▶ _Written task_
Reply with one number: how many lines contain the word "комплексом".

━━━━━━━━━━━━━━━━━━━━━━━━━━━━━━

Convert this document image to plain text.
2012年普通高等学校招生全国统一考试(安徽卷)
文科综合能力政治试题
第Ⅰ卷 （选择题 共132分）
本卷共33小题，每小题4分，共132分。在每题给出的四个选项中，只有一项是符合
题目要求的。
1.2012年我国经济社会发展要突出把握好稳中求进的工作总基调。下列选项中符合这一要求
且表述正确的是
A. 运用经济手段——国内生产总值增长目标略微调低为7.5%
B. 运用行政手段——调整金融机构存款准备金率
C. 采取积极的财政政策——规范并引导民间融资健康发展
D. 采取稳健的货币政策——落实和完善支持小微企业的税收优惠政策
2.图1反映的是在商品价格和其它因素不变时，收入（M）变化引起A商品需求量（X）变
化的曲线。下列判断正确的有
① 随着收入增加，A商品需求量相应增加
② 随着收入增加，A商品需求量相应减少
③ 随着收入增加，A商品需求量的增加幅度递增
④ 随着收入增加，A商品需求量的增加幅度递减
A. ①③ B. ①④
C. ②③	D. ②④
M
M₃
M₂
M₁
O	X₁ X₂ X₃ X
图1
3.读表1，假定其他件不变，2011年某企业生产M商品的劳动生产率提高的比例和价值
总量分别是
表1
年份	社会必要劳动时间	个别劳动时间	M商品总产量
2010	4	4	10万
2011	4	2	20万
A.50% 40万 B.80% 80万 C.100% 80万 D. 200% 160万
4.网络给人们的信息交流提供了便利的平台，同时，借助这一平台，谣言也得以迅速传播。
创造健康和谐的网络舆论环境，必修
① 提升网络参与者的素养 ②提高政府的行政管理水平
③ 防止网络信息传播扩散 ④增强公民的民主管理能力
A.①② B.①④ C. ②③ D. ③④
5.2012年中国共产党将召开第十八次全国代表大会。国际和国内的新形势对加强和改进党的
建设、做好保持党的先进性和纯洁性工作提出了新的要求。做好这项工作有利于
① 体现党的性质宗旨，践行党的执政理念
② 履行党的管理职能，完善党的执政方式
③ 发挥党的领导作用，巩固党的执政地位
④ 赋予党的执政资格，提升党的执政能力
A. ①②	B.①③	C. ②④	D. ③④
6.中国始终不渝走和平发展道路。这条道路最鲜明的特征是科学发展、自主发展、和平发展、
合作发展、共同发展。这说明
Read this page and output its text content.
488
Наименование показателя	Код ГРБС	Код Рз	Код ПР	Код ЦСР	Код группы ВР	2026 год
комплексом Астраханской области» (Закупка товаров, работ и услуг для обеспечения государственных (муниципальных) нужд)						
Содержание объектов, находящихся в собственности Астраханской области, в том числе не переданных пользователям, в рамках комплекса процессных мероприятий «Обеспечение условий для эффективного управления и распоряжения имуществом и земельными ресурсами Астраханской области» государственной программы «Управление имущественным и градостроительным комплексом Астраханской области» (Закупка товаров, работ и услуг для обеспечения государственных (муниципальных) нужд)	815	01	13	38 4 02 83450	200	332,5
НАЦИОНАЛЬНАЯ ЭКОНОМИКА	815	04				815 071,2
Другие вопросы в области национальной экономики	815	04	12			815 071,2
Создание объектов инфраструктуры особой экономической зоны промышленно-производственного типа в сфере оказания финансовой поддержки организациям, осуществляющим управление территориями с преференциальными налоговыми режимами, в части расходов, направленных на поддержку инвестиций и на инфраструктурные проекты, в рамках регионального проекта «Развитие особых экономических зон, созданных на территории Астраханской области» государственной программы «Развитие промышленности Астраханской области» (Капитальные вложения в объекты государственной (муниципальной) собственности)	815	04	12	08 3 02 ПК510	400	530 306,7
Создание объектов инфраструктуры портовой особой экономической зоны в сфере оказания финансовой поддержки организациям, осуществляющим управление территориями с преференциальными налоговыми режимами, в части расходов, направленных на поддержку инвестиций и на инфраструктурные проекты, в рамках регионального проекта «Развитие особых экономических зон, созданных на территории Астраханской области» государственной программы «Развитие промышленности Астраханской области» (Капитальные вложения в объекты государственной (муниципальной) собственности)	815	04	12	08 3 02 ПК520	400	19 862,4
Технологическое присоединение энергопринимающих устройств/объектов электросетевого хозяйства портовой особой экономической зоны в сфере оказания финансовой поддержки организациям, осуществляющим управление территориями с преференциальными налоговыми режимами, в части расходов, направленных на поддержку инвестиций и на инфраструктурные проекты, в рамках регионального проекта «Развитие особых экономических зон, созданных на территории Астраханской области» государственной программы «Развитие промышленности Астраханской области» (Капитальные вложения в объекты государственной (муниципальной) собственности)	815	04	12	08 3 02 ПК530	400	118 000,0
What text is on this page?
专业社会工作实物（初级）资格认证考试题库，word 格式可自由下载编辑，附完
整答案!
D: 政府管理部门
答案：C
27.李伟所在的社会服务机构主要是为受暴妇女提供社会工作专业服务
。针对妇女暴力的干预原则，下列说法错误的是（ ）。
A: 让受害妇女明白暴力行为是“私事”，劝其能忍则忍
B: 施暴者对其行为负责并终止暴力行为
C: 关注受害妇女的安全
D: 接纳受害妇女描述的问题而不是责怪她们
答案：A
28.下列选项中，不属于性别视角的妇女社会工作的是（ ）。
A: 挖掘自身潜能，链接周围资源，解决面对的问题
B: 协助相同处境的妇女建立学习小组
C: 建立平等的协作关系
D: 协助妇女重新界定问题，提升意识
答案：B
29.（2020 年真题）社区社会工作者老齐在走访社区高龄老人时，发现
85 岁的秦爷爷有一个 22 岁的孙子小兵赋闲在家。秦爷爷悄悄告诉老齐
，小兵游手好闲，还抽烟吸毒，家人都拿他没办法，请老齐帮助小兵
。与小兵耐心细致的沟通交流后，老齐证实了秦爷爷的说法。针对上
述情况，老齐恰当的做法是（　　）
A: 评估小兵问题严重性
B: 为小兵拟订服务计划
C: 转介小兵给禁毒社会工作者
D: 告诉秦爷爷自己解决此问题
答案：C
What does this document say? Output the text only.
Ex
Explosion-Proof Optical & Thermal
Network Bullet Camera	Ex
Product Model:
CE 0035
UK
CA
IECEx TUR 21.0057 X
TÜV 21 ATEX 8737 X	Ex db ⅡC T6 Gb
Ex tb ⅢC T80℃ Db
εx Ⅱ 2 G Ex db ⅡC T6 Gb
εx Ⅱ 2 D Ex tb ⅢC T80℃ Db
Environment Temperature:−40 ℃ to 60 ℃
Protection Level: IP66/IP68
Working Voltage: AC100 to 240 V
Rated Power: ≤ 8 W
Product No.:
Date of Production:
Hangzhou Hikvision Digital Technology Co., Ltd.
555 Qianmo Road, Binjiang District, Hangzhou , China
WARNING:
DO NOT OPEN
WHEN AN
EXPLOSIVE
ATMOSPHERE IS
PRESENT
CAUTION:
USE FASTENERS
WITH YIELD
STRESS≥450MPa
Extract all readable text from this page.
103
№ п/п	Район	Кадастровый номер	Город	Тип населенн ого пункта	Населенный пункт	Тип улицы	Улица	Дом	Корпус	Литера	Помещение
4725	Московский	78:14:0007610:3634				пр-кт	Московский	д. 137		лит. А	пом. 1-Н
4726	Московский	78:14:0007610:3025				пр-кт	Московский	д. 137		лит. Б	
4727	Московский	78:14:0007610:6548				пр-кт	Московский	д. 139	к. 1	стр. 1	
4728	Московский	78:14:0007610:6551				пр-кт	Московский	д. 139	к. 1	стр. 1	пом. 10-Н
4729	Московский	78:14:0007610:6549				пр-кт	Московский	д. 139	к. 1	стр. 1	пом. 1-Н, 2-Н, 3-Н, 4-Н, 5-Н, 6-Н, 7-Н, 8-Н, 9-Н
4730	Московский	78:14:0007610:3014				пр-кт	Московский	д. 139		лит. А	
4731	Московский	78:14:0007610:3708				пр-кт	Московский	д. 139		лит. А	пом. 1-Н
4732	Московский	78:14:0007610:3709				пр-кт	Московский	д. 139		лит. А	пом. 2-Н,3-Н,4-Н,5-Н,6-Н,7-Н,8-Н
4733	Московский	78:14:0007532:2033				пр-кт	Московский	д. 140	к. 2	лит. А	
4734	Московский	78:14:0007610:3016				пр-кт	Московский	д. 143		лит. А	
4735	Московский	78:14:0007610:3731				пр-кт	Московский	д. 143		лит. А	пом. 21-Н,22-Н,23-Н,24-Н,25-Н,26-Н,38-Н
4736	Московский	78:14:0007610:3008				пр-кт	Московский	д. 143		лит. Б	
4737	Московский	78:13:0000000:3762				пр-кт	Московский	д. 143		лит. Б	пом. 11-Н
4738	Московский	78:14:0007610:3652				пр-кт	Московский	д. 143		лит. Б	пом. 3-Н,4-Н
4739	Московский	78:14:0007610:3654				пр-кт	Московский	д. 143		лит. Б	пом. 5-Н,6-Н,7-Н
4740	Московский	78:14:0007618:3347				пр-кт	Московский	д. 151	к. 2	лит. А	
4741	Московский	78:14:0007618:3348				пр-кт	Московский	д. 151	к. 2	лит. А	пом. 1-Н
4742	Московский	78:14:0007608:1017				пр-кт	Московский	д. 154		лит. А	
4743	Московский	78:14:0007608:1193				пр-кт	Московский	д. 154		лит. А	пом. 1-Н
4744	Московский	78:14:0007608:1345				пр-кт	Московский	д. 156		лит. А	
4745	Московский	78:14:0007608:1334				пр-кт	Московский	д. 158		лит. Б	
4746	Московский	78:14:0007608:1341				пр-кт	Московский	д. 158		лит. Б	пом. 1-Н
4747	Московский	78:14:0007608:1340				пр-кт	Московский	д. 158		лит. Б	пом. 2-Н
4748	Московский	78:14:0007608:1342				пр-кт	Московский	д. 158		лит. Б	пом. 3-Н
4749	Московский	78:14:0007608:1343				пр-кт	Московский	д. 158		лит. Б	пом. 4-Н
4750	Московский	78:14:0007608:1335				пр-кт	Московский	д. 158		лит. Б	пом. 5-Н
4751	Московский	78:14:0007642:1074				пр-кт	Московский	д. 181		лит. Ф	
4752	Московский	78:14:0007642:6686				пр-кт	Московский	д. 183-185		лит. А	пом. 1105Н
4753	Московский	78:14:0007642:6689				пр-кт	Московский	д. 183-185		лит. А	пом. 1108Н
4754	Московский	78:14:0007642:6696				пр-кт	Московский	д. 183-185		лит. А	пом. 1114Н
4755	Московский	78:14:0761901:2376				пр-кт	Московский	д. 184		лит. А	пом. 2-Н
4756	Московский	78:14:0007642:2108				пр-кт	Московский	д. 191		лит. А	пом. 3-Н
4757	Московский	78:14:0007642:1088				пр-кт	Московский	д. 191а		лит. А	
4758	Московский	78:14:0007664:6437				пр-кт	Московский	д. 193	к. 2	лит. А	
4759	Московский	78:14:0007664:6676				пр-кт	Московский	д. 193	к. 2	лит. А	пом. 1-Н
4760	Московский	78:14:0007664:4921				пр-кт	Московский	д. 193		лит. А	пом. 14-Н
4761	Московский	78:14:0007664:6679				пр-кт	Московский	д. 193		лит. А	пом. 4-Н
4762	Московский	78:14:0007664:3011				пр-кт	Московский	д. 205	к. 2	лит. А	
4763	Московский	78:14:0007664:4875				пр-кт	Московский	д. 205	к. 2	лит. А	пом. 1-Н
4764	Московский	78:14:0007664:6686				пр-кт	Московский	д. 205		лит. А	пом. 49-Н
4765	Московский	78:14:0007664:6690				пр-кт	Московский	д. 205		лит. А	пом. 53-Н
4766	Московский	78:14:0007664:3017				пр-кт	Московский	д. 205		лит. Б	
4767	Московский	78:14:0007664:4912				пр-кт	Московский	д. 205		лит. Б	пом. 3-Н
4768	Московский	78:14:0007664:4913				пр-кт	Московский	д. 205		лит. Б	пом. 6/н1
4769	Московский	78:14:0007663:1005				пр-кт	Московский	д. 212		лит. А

━━━━━━━━━━━━━━━━━━━━━━━━━━━━━━

▶ _Task answer_
2